Reproduce all of the material exactly as shown.

** START OF DATA SHOWN **

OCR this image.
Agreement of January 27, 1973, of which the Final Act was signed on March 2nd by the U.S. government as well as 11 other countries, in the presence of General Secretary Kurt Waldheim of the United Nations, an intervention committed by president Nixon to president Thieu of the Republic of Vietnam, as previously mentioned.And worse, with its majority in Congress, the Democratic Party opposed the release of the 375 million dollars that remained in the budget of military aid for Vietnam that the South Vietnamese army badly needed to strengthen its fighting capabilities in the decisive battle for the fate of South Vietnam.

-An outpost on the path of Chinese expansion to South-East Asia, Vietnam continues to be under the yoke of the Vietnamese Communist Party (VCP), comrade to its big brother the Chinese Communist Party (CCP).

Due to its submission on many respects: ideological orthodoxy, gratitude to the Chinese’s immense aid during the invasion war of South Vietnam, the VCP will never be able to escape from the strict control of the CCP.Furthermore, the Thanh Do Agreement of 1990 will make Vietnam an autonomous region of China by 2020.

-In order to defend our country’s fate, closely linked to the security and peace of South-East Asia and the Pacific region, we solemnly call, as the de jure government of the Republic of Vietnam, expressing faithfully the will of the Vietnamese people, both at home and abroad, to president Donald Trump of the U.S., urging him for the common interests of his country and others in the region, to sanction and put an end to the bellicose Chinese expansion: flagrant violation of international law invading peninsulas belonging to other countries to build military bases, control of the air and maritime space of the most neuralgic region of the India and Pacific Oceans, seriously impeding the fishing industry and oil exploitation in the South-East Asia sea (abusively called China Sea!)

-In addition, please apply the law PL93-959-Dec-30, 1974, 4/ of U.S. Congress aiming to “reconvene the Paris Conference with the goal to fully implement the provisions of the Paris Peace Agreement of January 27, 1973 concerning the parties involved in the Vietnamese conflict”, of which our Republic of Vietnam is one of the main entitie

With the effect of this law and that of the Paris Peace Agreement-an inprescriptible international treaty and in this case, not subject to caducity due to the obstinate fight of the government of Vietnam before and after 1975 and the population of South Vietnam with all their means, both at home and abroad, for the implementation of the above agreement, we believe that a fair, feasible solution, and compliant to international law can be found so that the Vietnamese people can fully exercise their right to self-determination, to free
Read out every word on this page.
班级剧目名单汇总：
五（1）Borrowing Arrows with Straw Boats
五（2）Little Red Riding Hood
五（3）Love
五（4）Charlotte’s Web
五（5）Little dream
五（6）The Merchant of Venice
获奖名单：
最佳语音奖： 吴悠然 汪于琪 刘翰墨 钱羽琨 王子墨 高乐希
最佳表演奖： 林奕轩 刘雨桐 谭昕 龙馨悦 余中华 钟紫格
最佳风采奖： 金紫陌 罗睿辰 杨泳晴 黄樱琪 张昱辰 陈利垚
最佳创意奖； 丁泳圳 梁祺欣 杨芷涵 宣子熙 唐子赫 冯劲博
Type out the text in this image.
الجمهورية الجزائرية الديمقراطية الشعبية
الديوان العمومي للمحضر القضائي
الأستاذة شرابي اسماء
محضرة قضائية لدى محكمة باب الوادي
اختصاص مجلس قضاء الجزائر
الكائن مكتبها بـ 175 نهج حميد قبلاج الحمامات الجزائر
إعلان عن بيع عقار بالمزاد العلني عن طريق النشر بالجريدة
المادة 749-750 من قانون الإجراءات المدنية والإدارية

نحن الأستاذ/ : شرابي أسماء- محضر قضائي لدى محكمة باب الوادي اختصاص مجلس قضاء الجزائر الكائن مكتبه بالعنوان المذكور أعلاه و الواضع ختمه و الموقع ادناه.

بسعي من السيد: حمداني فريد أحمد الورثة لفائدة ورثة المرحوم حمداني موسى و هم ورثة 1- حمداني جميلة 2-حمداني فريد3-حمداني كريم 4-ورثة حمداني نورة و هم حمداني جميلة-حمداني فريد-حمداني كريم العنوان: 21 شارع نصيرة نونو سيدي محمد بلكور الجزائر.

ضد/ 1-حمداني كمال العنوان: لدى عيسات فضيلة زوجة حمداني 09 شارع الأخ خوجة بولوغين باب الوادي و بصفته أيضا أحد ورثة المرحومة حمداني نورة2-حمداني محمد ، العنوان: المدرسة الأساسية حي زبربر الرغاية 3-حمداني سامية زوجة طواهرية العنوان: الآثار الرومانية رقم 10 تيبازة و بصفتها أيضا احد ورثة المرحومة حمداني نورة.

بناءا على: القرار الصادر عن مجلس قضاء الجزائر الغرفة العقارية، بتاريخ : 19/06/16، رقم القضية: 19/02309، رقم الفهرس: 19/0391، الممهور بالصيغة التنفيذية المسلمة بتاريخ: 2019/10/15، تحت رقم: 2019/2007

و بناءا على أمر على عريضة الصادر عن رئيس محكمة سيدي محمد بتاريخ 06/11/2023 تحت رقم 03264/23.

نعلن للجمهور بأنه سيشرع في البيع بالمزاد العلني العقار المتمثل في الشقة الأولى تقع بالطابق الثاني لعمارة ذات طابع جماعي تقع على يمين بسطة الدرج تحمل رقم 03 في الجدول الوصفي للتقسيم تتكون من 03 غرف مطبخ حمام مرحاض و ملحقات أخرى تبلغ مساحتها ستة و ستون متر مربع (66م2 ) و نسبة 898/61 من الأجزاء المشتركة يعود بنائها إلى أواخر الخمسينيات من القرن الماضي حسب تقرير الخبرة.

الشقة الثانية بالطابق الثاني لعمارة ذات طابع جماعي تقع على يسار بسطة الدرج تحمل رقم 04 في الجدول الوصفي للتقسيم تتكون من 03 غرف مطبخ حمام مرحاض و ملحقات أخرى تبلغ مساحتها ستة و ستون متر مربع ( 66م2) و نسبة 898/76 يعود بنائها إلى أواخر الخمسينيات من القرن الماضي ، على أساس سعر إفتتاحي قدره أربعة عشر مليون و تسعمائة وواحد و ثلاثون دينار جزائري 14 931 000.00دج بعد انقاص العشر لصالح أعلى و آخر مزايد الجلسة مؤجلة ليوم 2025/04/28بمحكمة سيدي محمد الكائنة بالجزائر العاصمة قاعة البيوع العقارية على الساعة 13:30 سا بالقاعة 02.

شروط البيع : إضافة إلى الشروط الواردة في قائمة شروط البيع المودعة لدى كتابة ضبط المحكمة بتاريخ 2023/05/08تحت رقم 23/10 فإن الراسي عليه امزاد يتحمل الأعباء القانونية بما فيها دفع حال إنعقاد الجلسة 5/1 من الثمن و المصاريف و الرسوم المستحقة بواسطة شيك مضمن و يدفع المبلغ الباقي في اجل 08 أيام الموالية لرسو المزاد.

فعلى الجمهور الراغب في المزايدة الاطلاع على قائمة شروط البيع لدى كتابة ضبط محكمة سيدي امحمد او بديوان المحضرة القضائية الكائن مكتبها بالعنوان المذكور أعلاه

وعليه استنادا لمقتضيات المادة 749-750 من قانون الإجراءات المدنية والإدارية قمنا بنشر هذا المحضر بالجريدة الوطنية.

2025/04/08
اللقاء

** END OF DATA SHOWN **

EXPECTED ANSWER:
OCR this image.
Agreement of January 27, 1973, of which the Final Act was signed on March 2nd by the U.S. government as well as 11 other countries, in the presence of General Secretary Kurt Waldheim of the United Nations, an intervention committed by president Nixon to president Thieu of the Republic of Vietnam, as previously mentioned.And worse, with its majority in Congress, the Democratic Party opposed the release of the 375 million dollars that remained in the budget of military aid for Vietnam that the South Vietnamese army badly needed to strengthen its fighting capabilities in the decisive battle for the fate of South Vietnam.

-An outpost on the path of Chinese expansion to South-East Asia, Vietnam continues to be under the yoke of the Vietnamese Communist Party (VCP), comrade to its big brother the Chinese Communist Party (CCP).

Due to its submission on many respects: ideological orthodoxy, gratitude to the Chinese’s immense aid during the invasion war of South Vietnam, the VCP will never be able to escape from the strict control of the CCP.Furthermore, the Thanh Do Agreement of 1990 will make Vietnam an autonomous region of China by 2020.

-In order to defend our country’s fate, closely linked to the security and peace of South-East Asia and the Pacific region, we solemnly call, as the de jure government of the Republic of Vietnam, expressing faithfully the will of the Vietnamese people, both at home and abroad, to president Donald Trump of the U.S., urging him for the common interests of his country and others in the region, to sanction and put an end to the bellicose Chinese expansion: flagrant violation of international law invading peninsulas belonging to other countries to build military bases, control of the air and maritime space of the most neuralgic region of the India and Pacific Oceans, seriously impeding the fishing industry and oil exploitation in the South-East Asia sea (abusively called China Sea!)

-In addition, please apply the law PL93-959-Dec-30, 1974, 4/ of U.S. Congress aiming to “reconvene the Paris Conference with the goal to fully implement the provisions of the Paris Peace Agreement of January 27, 1973 concerning the parties involved in the Vietnamese conflict”, of which our Republic of Vietnam is one of the main entitie

With the effect of this law and that of the Paris Peace Agreement-an inprescriptible international treaty and in this case, not subject to caducity due to the obstinate fight of the government of Vietnam before and after 1975 and the population of South Vietnam with all their means, both at home and abroad, for the implementation of the above agreement, we believe that a fair, feasible solution, and compliant to international law can be found so that the Vietnamese people can fully exercise their right to self-determination, to free
Read out every word on this page.
班级剧目名单汇总：
五（1）Borrowing Arrows with Straw Boats
五（2）Little Red Riding Hood
五（3）Love
五（4）Charlotte’s Web
五（5）Little dream
五（6）The Merchant of Venice
获奖名单：
最佳语音奖： 吴悠然 汪于琪 刘翰墨 钱羽琨 王子墨 高乐希
最佳表演奖： 林奕轩 刘雨桐 谭昕 龙馨悦 余中华 钟紫格
最佳风采奖： 金紫陌 罗睿辰 杨泳晴 黄樱琪 张昱辰 陈利垚
最佳创意奖； 丁泳圳 梁祺欣 杨芷涵 宣子熙 唐子赫 冯劲博
Type out the text in this image.
الجمهورية الجزائرية الديمقراطية الشعبية
الديوان العمومي للمحضر القضائي
الأستاذة شرابي اسماء
محضرة قضائية لدى محكمة باب الوادي
اختصاص مجلس قضاء الجزائر
الكائن مكتبها بـ 175 نهج حميد قبلاج الحمامات الجزائر
إعلان عن بيع عقار بالمزاد العلني عن طريق النشر بالجريدة
المادة 749-750 من قانون الإجراءات المدنية والإدارية

نحن الأستاذ/ : شرابي أسماء- محضر قضائي لدى محكمة باب الوادي اختصاص مجلس قضاء الجزائر الكائن مكتبه بالعنوان المذكور أعلاه و الواضع ختمه و الموقع ادناه.

بسعي من السيد: حمداني فريد أحمد الورثة لفائدة ورثة المرحوم حمداني موسى و هم ورثة 1- حمداني جميلة 2-حمداني فريد3-حمداني كريم 4-ورثة حمداني نورة و هم حمداني جميلة-حمداني فريد-حمداني كريم العنوان: 21 شارع نصيرة نونو سيدي محمد بلكور الجزائر.

ضد/ 1-حمداني كمال العنوان: لدى عيسات فضيلة زوجة حمداني 09 شارع الأخ خوجة بولوغين باب الوادي و بصفته أيضا أحد ورثة المرحومة حمداني نورة2-حمداني محمد ، العنوان: المدرسة الأساسية حي زبربر الرغاية 3-حمداني سامية زوجة طواهرية العنوان: الآثار الرومانية رقم 10 تيبازة و بصفتها أيضا احد ورثة المرحومة حمداني نورة.

بناءا على: القرار الصادر عن مجلس قضاء الجزائر الغرفة العقارية، بتاريخ : 19/06/16، رقم القضية: 19/02309، رقم الفهرس: 19/0391، الممهور بالصيغة التنفيذية المسلمة بتاريخ: 2019/10/15، تحت رقم: 2019/2007

و بناءا على أمر على عريضة الصادر عن رئيس محكمة سيدي محمد بتاريخ 06/11/2023 تحت رقم 03264/23.

نعلن للجمهور بأنه سيشرع في البيع بالمزاد العلني العقار المتمثل في الشقة الأولى تقع بالطابق الثاني لعمارة ذات طابع جماعي تقع على يمين بسطة الدرج تحمل رقم 03 في الجدول الوصفي للتقسيم تتكون من 03 غرف مطبخ حمام مرحاض و ملحقات أخرى تبلغ مساحتها ستة و ستون متر مربع (66م2 ) و نسبة 898/61 من الأجزاء المشتركة يعود بنائها إلى أواخر الخمسينيات من القرن الماضي حسب تقرير الخبرة.

الشقة الثانية بالطابق الثاني لعمارة ذات طابع جماعي تقع على يسار بسطة الدرج تحمل رقم 04 في الجدول الوصفي للتقسيم تتكون من 03 غرف مطبخ حمام مرحاض و ملحقات أخرى تبلغ مساحتها ستة و ستون متر مربع ( 66م2) و نسبة 898/76 يعود بنائها إلى أواخر الخمسينيات من القرن الماضي ، على أساس سعر إفتتاحي قدره أربعة عشر مليون و تسعمائة وواحد و ثلاثون دينار جزائري 14 931 000.00دج بعد انقاص العشر لصالح أعلى و آخر مزايد الجلسة مؤجلة ليوم 2025/04/28بمحكمة سيدي محمد الكائنة بالجزائر العاصمة قاعة البيوع العقارية على الساعة 13:30 سا بالقاعة 02.

شروط البيع : إضافة إلى الشروط الواردة في قائمة شروط البيع المودعة لدى كتابة ضبط المحكمة بتاريخ 2023/05/08تحت رقم 23/10 فإن الراسي عليه امزاد يتحمل الأعباء القانونية بما فيها دفع حال إنعقاد الجلسة 5/1 من الثمن و المصاريف و الرسوم المستحقة بواسطة شيك مضمن و يدفع المبلغ الباقي في اجل 08 أيام الموالية لرسو المزاد.

فعلى الجمهور الراغب في المزايدة الاطلاع على قائمة شروط البيع لدى كتابة ضبط محكمة سيدي امحمد او بديوان المحضرة القضائية الكائن مكتبها بالعنوان المذكور أعلاه

وعليه استنادا لمقتضيات المادة 749-750 من قانون الإجراءات المدنية والإدارية قمنا بنشر هذا المحضر بالجريدة الوطنية.

2025/04/08
اللقاء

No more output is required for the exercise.